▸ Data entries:
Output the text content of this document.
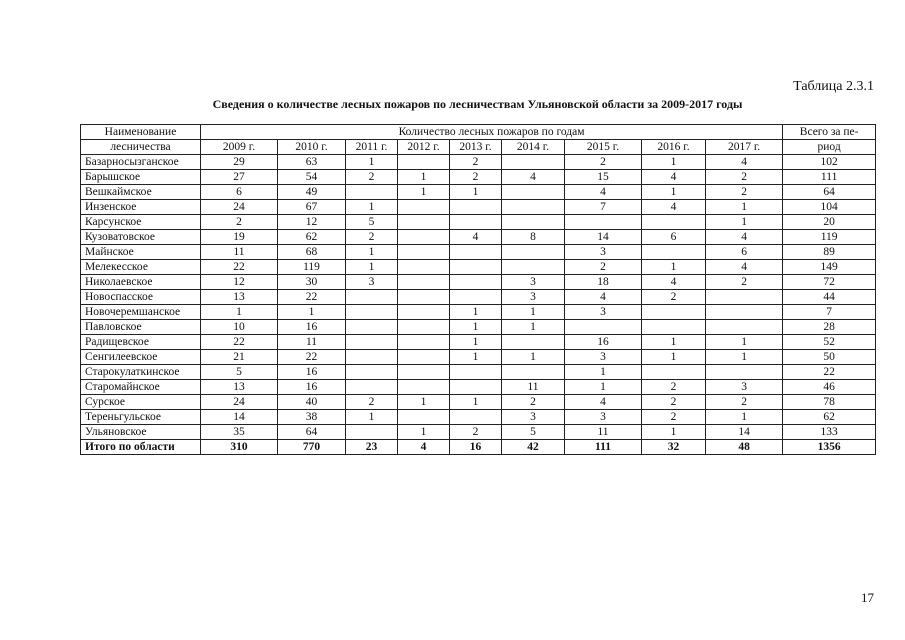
Таблица 2.3.1
Сведения о количестве лесных пожаров по лесничествам Ульяновской области за 2009-2017 годы
Наименование	Количество лесных пожаров по годам									Всего за пе-
лесничества	2009 г.	2010 г.	2011 г.	2012 г.	2013 г.	2014 г.	2015 г.	2016 г.	2017 г.	риод
Базарносызганское	29	63	1		2		2	1	4	102
Барышское	27	54	2	1	2	4	15	4	2	111
Вешкаймское	6	49		1	1		4	1	2	64
Инзенское	24	67	1				7	4	1	104
Карсунское	2	12	5						1	20
Кузоватовское	19	62	2		4	8	14	6	4	119
Майнское	11	68	1				3		6	89
Мелекесское	22	119	1				2	1	4	149
Николаевское	12	30	3			3	18	4	2	72
Новоспасское	13	22				3	4	2		44
Новочеремшанское	1	1			1	1	3			7
Павловское	10	16			1	1				28
Радищевское	22	11			1		16	1	1	52
Сенгилеевское	21	22			1	1	3	1	1	50
Старокулаткинское	5	16					1			22
Старомайнское	13	16				11	1	2	3	46
Сурское	24	40	2	1	1	2	4	2	2	78
Тереньгульское	14	38	1			3	3	2	1	62
Ульяновское	35	64		1	2	5	11	1	14	133
Итого по области	310	770	23	4	16	42	111	32	48	1356
17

▸ Stated goal: Reproduce the data verbatim. Do not carry any picture into the copy.

▸ Answer for this exercise:
Output the text content of this document.
Таблица 2.3.1
Сведения о количестве лесных пожаров по лесничествам Ульяновской области за 2009-2017 годы
Наименование	Количество лесных пожаров по годам									Всего за пе-
лесничества	2009 г.	2010 г.	2011 г.	2012 г.	2013 г.	2014 г.	2015 г.	2016 г.	2017 г.	риод
Базарносызганское	29	63	1		2		2	1	4	102
Барышское	27	54	2	1	2	4	15	4	2	111
Вешкаймское	6	49		1	1		4	1	2	64
Инзенское	24	67	1				7	4	1	104
Карсунское	2	12	5						1	20
Кузоватовское	19	62	2		4	8	14	6	4	119
Майнское	11	68	1				3		6	89
Мелекесское	22	119	1				2	1	4	149
Николаевское	12	30	3			3	18	4	2	72
Новоспасское	13	22				3	4	2		44
Новочеремшанское	1	1			1	1	3			7
Павловское	10	16			1	1				28
Радищевское	22	11			1		16	1	1	52
Сенгилеевское	21	22			1	1	3	1	1	50
Старокулаткинское	5	16					1			22
Старомайнское	13	16				11	1	2	3	46
Сурское	24	40	2	1	1	2	4	2	2	78
Тереньгульское	14	38	1			3	3	2	1	62
Ульяновское	35	64		1	2	5	11	1	14	133
Итого по области	310	770	23	4	16	42	111	32	48	1356
17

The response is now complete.